According to the text below about converting a std::map with ranges::to, what is the result if none of the listed expressions for DEDUCE_EXPR is valid?

● Supplied text
****************

CodePudding user response:

So is this just missing from those libraries or is converting to a std::map not really intended to be allowed?

std::map to std::vector:

According to the description of [range.utility.conv.to], this

map<int, double> m;
auto f = ranges::to<vector>(m);

will invoke the following overload

template<template<class...> class C, input_­range R, class... Args>
  constexpr auto to(R&& r, Args&&... args); 

Let DEDUCE_­EXPR be defined as follows:

  • C(declval<R>(), declval<Args>()...) if that is a valid expression,
  • otherwise, C(from_­range, declval<R>(), declval<Args>()...) if that is a valid expression,
  • otherwise, C(declval<input-iterator>(), declval<input-iterator>(), declval<Args>()...) if that is a valid expression,
  • otherwise, the program is ill-formed.

Returns: to<decltype(DEDUCE_­EXPR)>(std​::​forward<R>(r), std​::​forward<Args>(args)...).

****************

● Extracted material
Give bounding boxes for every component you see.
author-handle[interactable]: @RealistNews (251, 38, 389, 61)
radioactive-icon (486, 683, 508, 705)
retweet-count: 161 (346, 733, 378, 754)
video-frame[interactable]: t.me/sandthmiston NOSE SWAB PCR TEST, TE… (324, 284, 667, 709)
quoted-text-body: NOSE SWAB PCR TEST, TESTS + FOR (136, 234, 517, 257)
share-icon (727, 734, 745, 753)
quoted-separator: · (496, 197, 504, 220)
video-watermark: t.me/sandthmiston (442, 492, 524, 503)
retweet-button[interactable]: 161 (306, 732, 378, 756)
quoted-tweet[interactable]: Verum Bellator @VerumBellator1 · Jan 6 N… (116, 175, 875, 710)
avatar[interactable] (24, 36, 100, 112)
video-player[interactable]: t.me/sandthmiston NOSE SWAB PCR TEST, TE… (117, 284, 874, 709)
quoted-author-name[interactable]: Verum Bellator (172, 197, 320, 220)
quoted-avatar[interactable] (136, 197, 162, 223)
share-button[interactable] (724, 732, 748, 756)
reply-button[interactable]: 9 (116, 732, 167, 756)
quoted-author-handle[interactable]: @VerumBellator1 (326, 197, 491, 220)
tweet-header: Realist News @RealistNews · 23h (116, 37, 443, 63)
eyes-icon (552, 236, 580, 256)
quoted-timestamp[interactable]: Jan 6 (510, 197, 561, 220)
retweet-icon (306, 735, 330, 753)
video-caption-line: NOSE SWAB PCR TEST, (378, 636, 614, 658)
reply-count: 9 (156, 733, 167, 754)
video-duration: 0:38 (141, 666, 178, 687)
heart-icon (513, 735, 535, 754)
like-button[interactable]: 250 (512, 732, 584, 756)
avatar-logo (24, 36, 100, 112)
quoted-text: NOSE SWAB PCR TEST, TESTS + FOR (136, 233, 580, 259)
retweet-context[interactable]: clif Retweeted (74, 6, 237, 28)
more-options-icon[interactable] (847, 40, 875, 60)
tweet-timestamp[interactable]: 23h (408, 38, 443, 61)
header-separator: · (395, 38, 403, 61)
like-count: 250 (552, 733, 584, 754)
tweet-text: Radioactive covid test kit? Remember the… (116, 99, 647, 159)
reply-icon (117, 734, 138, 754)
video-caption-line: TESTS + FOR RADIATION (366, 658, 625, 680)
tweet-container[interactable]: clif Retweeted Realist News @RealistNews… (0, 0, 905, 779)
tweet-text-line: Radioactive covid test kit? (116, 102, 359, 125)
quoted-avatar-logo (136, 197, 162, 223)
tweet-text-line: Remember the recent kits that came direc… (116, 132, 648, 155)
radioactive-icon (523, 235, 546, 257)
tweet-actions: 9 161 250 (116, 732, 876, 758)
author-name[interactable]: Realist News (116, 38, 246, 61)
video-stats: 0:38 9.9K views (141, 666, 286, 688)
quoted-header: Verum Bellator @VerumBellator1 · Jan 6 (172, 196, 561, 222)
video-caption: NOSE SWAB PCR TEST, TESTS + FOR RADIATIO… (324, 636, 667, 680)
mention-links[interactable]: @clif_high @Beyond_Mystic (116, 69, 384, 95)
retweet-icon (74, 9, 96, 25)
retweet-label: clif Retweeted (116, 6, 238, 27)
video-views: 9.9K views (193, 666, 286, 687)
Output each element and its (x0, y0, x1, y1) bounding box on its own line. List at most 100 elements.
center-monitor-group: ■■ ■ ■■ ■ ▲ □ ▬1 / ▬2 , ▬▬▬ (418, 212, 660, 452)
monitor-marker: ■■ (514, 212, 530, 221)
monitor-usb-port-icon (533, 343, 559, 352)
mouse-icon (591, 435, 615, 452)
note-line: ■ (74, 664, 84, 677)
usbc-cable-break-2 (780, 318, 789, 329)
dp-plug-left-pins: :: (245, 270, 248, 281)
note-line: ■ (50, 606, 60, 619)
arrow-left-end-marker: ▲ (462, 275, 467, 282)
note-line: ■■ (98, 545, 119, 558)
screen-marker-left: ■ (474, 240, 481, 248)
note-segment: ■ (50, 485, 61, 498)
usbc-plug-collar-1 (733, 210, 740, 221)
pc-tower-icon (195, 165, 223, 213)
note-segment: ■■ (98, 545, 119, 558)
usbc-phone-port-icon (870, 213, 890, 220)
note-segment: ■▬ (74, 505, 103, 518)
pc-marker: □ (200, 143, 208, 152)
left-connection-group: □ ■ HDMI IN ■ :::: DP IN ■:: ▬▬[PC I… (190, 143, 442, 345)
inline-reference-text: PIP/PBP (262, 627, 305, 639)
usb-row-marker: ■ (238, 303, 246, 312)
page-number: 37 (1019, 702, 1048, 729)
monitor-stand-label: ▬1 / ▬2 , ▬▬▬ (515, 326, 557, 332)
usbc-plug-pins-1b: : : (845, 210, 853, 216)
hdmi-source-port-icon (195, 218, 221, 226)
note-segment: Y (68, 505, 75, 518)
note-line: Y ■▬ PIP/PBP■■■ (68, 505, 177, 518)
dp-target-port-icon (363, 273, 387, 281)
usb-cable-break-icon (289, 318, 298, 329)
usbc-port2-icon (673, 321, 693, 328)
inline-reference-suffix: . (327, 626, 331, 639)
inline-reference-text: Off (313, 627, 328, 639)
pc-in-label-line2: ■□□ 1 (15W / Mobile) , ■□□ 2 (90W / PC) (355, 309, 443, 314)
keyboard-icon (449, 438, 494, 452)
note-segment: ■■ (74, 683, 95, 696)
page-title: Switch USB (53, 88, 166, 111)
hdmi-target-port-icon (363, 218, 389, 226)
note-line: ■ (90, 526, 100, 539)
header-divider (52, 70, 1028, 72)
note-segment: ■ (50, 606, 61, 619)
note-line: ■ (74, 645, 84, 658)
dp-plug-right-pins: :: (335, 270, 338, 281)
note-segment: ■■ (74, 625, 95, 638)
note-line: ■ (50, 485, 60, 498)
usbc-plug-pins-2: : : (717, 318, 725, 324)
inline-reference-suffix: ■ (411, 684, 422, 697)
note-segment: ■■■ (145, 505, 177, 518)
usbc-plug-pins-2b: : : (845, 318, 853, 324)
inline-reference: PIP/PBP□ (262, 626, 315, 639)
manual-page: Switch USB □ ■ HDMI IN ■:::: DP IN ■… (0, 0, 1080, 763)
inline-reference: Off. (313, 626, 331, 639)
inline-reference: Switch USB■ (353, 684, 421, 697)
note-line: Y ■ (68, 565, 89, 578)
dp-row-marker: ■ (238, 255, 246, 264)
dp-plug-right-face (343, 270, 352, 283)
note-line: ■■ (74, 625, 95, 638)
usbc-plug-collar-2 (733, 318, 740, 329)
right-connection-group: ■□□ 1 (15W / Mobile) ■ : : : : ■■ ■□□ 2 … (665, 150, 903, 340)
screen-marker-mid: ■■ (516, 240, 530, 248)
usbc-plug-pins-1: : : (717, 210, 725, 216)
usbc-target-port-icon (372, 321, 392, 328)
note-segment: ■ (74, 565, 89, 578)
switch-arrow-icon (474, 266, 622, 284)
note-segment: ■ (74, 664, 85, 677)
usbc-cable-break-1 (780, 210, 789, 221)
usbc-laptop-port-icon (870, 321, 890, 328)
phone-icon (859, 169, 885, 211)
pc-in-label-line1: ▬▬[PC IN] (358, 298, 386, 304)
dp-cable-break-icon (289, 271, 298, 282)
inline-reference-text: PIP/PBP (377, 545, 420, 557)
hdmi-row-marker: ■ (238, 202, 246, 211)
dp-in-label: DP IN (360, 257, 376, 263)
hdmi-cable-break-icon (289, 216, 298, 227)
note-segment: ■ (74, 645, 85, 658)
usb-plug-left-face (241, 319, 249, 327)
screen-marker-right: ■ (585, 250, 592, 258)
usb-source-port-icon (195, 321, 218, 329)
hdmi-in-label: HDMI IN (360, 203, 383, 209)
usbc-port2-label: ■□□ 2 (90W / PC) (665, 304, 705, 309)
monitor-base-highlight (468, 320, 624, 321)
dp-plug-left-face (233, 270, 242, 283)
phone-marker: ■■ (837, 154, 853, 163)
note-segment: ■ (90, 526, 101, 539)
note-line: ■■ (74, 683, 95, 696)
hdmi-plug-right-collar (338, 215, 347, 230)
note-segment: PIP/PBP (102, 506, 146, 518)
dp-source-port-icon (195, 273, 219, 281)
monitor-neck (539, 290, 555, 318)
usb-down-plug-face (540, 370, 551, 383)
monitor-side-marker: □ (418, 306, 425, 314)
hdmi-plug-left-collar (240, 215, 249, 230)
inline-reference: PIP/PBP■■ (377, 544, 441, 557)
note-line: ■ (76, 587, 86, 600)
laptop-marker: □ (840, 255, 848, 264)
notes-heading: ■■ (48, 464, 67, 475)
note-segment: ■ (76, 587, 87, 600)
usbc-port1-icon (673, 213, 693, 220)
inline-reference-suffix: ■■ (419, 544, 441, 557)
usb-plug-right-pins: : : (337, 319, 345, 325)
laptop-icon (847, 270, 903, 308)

****************

● Exercise response
The program is ill-formed.